**WHAT YOU HAVE TO DO:** In the listing below, identify each line with the word "Civil" and return those lines.

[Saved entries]
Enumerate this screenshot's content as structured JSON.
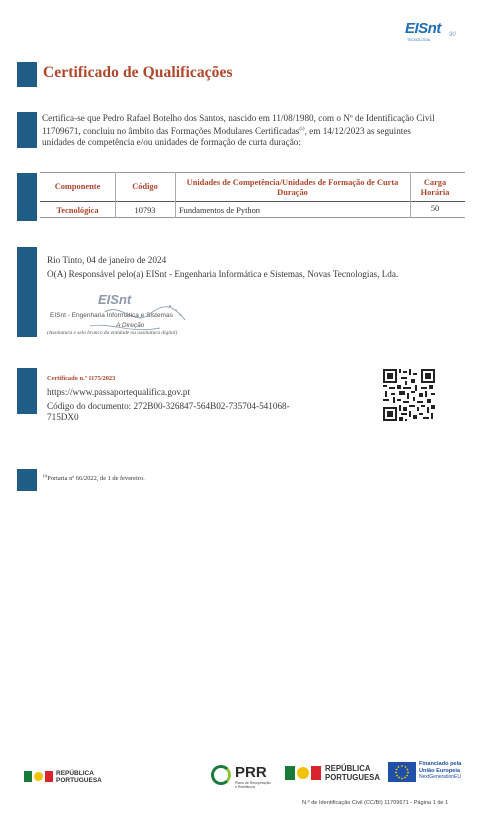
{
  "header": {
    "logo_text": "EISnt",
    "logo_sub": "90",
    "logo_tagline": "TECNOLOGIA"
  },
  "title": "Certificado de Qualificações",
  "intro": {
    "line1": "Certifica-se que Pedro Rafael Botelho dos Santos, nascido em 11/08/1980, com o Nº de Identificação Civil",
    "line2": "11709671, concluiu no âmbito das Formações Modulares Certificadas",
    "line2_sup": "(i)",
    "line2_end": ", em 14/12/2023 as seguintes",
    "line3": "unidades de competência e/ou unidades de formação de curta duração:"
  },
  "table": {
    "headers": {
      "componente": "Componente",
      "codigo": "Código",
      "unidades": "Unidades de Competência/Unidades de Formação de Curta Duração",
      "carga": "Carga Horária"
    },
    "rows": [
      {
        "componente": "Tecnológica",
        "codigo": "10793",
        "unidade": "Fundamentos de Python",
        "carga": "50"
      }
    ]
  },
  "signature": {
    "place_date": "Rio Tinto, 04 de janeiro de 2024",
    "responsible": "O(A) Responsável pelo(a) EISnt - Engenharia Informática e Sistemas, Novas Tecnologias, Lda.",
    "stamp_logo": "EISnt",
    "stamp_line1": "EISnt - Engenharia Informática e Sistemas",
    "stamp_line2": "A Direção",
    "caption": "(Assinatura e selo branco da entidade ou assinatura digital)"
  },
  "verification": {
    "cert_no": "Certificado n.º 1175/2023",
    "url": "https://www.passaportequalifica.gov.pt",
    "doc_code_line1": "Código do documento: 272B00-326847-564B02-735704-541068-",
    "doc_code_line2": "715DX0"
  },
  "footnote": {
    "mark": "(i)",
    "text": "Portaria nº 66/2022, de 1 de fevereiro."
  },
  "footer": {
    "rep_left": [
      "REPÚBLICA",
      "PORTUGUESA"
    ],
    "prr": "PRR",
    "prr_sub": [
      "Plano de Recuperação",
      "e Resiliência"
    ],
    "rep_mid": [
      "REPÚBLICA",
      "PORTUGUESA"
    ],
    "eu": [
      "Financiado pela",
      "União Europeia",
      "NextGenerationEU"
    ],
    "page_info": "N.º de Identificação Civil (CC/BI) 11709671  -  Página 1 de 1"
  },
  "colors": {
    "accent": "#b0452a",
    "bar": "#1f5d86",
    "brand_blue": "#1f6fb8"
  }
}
...
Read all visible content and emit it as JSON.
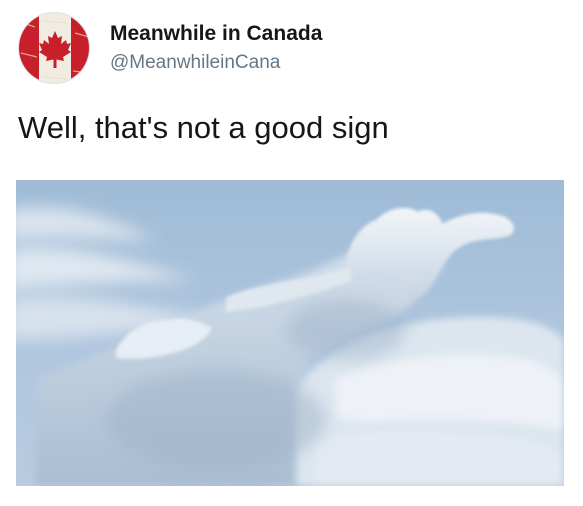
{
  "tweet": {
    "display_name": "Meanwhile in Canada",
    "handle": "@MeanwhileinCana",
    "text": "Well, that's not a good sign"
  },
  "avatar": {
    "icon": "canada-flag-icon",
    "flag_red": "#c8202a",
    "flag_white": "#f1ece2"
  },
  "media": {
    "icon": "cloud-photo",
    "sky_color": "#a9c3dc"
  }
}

**RESULT:**
    "line1": "Certifica-se que Pedro Rafael Botelho dos Santos, nascido em 11/08/1980, com o Nº de Identificação Civil",
    "page_info": "N.º de Identificação Civil (CC/BI) 11709671  -  Página 1 de 1"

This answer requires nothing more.